◆ PROVIDED RECORDS
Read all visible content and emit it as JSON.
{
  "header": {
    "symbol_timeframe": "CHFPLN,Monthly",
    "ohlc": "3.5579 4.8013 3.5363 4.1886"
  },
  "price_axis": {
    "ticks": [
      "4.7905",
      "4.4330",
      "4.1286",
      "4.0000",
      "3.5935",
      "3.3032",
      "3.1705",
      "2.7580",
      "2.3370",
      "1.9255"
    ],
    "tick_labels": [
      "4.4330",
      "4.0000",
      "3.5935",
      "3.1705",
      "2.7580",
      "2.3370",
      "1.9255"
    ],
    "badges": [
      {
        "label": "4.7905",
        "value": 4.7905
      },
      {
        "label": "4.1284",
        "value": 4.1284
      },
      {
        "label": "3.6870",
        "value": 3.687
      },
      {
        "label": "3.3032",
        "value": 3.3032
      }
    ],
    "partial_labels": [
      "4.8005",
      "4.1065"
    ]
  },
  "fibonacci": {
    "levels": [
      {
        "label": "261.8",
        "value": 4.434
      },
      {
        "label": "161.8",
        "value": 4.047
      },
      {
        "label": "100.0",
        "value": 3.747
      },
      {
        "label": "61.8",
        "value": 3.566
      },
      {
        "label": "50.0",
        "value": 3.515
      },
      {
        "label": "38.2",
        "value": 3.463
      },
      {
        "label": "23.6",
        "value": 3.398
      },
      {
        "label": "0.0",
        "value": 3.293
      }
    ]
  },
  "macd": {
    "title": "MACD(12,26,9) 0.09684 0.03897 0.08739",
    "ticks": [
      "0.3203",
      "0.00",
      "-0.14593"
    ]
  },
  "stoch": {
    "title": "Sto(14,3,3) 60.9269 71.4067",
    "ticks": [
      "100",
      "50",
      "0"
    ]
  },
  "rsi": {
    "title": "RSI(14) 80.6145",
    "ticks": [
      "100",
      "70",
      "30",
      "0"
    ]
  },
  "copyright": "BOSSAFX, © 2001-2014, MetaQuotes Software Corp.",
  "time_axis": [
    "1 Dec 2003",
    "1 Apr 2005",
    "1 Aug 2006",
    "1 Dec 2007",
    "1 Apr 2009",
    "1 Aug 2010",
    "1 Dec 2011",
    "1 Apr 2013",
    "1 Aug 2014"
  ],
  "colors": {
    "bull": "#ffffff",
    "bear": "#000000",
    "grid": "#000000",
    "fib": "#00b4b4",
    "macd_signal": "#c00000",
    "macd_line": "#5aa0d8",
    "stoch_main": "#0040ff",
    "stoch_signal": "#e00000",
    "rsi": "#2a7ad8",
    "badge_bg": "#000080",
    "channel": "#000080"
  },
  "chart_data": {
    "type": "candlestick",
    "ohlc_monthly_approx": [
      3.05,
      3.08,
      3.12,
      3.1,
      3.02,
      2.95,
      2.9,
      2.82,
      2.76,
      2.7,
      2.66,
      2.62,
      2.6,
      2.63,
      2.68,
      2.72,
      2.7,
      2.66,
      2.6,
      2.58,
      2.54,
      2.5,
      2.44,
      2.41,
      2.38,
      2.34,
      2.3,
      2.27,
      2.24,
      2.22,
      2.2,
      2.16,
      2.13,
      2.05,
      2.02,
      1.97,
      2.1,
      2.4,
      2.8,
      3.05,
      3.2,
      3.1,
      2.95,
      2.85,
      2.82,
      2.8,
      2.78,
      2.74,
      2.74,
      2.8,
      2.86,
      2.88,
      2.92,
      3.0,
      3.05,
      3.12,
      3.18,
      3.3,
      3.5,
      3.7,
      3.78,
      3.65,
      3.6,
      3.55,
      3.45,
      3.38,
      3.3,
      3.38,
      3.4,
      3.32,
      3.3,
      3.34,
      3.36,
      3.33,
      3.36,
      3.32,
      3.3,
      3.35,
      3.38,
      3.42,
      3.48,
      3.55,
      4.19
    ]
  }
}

◆ TASK GOAL
Take every line from the records above that has the word "title" and copy it.

◆ THE ANSWER
    "title": "MACD(12,26,9) 0.09684 0.03897 0.08739",
    "title": "Sto(14,3,3) 60.9269 71.4067",
    "title": "RSI(14) 80.6145",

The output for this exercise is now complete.